>> START The input
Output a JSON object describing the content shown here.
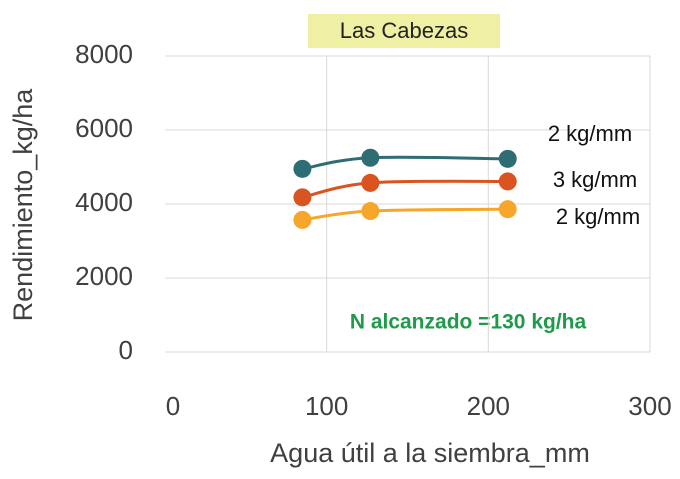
{
  "chart_data": {
    "type": "line",
    "title": "Las Cabezas",
    "x_label": "Agua útil a la siembra_mm",
    "y_label": "Rendimiento_kg/ha",
    "annotation": "N alcanzado =130 kg/ha",
    "x": [
      85,
      127,
      212
    ],
    "series": [
      {
        "label": "2 kg/mm",
        "color": "#2f6d74",
        "values": [
          4950,
          5250,
          5220
        ]
      },
      {
        "label": "3 kg/mm",
        "color": "#d9541e",
        "values": [
          4180,
          4570,
          4610
        ]
      },
      {
        "label": "2 kg/mm",
        "color": "#f6a62a",
        "values": [
          3570,
          3810,
          3860
        ]
      }
    ],
    "xlim": [
      0,
      300
    ],
    "xticks": [
      0,
      100,
      200,
      300
    ],
    "ylim": [
      0,
      8000
    ],
    "yticks": [
      0,
      2000,
      4000,
      6000,
      8000
    ],
    "grid": true,
    "smooth": true
  }
}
>> END The input
:: To do ::
Repeat the material above verbatim, with no pictures in the output.

:: Answer to the exercise ::
Output a JSON object describing the content shown here.
{
  "chart_data": {
    "type": "line",
    "title": "Las Cabezas",
    "x_label": "Agua útil a la siembra_mm",
    "y_label": "Rendimiento_kg/ha",
    "annotation": "N alcanzado =130 kg/ha",
    "x": [
      85,
      127,
      212
    ],
    "series": [
      {
        "label": "2 kg/mm",
        "color": "#2f6d74",
        "values": [
          4950,
          5250,
          5220
        ]
      },
      {
        "label": "3 kg/mm",
        "color": "#d9541e",
        "values": [
          4180,
          4570,
          4610
        ]
      },
      {
        "label": "2 kg/mm",
        "color": "#f6a62a",
        "values": [
          3570,
          3810,
          3860
        ]
      }
    ],
    "xlim": [
      0,
      300
    ],
    "xticks": [
      0,
      100,
      200,
      300
    ],
    "ylim": [
      0,
      8000
    ],
    "yticks": [
      0,
      2000,
      4000,
      6000,
      8000
    ],
    "grid": true,
    "smooth": true
  }
}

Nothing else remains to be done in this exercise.